* **Trecho selecionado**
É CONSTITUCIONAL LEI DE ENTE FEDERADO QUE DISCIPLINA NORMA ESPECÍFICA DE LICITAÇÃO EXIGINDO DETERMINADA LICENÇA DE FUNCIONAMENTO NO MOMENTO DA HABILITAÇÃO PARA PARTICIPAR DO CERTAME
Publicou no Diário Oficial da União decisão de mérito ( DOU de 01.10.2024, nº 190, Seção 1, p. 01) do Colendo Tribunal Constitucional, por unanimidade, que julgou improcedente o pedido formulado na ADI 3983, Rel. Ministro Nunes Marques, pelo Governador do Distrito Federal, nos termos do voto do Relator.
O tema envolve art. 1º, § 2º, da Lei n. 3.978, de 29 de março de 2007, do Distrito Federal, que prevê a exigibilidade de apresentação, no momento da habilitação para participar de licitação pública cujo objeto seja a execução de atividades dedicadas ao combate a insetos e roedores, à limpeza e higienização de reservatórios de água e à manipulação de produtos químicos para limpeza e conservação, de licença de funcionamento expedida pelo órgão responsável pela vigilância sanitária no âmbito distrital.

* **Registros extraídos**
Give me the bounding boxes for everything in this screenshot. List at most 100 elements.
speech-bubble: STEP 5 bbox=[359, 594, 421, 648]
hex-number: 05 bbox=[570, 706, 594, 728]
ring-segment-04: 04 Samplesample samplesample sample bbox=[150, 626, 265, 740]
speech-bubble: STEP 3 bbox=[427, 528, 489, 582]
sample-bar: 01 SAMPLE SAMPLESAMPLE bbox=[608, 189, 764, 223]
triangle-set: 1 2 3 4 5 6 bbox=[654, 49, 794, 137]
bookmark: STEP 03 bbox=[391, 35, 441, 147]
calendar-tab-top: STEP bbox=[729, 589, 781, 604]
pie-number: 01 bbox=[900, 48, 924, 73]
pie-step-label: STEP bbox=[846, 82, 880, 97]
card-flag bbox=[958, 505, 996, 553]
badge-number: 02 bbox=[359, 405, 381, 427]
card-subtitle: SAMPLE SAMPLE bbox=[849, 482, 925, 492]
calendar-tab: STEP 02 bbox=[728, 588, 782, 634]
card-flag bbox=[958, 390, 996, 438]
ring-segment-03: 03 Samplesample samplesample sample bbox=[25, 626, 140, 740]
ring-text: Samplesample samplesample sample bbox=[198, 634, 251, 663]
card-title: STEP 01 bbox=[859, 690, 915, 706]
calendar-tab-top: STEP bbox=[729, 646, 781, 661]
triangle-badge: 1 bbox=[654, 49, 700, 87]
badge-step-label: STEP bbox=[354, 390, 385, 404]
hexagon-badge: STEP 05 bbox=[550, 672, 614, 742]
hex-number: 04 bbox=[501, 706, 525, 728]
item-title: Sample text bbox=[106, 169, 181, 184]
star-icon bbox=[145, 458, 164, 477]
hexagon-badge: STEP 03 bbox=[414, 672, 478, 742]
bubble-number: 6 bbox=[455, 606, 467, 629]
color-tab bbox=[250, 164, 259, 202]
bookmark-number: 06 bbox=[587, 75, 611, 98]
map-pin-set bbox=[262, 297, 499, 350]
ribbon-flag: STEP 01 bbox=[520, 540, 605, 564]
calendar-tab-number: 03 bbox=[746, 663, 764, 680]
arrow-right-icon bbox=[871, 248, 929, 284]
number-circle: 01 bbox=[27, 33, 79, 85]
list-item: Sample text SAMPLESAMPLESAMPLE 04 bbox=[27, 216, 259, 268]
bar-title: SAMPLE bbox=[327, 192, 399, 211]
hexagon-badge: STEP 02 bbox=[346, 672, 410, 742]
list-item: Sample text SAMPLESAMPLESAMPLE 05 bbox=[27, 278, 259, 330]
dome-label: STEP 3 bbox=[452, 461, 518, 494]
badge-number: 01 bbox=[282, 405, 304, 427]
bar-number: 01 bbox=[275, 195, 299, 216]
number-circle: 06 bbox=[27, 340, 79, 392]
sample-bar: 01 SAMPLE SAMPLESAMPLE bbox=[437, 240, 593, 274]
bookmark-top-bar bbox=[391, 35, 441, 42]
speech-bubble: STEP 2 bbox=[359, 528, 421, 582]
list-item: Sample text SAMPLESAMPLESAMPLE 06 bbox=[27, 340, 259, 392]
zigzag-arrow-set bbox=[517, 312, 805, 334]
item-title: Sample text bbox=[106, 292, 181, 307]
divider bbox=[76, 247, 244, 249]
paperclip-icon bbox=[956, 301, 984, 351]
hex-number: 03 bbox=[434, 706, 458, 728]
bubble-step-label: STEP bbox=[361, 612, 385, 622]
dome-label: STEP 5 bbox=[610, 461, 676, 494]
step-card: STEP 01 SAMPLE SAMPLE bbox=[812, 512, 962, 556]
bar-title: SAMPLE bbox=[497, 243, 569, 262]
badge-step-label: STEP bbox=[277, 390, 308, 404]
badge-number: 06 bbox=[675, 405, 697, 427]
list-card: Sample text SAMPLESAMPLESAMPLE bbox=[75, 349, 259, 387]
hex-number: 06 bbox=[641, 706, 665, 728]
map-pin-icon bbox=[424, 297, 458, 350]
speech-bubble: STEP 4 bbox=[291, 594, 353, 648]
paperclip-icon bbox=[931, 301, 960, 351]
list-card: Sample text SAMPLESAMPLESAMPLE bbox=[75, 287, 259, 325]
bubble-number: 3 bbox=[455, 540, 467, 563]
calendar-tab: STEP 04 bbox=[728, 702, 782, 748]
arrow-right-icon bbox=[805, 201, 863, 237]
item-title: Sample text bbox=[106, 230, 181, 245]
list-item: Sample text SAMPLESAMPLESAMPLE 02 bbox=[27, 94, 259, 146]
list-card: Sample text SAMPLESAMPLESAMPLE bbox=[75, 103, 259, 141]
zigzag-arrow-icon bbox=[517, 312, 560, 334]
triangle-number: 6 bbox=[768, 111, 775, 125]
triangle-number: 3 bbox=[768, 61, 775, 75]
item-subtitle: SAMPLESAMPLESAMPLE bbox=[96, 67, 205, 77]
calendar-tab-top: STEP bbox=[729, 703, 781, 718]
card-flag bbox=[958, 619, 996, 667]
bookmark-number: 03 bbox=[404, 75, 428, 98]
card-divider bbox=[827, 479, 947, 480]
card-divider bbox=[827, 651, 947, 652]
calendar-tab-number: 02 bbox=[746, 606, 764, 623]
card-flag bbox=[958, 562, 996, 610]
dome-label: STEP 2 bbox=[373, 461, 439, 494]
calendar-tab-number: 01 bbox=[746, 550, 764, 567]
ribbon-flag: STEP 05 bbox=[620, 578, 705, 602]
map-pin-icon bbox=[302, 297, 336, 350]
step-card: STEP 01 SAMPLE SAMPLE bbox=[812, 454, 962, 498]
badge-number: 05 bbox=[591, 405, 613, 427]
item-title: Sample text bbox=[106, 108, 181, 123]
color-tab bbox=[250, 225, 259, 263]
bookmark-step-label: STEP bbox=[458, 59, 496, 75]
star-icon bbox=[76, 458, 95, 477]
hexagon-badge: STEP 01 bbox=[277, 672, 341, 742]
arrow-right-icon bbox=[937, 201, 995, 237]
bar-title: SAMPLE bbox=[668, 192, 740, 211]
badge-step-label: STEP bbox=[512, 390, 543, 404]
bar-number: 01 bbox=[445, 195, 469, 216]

* **Lista de exercícios**
1. Reproduza um trecho do texto sobre a ADI 3983: comece nas palavras "O tema envolve" e pare depois de "no âmbito distrital.".
2. Dê seguimento ao texto sobre a ADI 3983 e a lei distrital de licitação a partir do ponto em que ele termina.

* **Resultados**
1.
O tema envolve art. 1º, § 2º, da Lei n. 3.978, de 29 de março de 2007, do Distrito Federal, que prevê a exigibilidade de apresentação, no momento da habilitação para participar de licitação pública cujo objeto seja a execução de atividades dedicadas ao combate a insetos e roedores, à limpeza e higienização de reservatórios de água e à manipulação de produtos químicos para limpeza e conservação, de licença de funcionamento expedida pelo órgão responsável pela vigilância sanitária no âmbito distrital.

2.
Para maior documentação, vejamos a norma em questão:
“Art. 1º. […]
§ 2º A licença de Funcionamento de que trata este artigo deverá ser renovada anualmente e exigível na habilitação para participação em licitação pública, quando se tratar da contratação dos serviços de que trata este artigo”.
O Governador do DF suscitou que a norma objeto da ADI violaria a competência privativa da União para editar normas gerais de licitação e contratação (CF, art. 22, XXVII), bem como não caber à unidade federativa aditar norma geral veiculada em lei federal que especifica os documentos necessários à qualificação jurídica e técnica no procedimento licitatório.
O Poder Legislativo do Distrito Federal frisou em sua resposta ao questionamento da ação que a competência dos Estados e do Distrito Federal para estabelecer normas específicas em matéria de licitações e contratos, independentemente de autorização por meio de lei complementar nacional, é antiga, legal e não possui controvérsia.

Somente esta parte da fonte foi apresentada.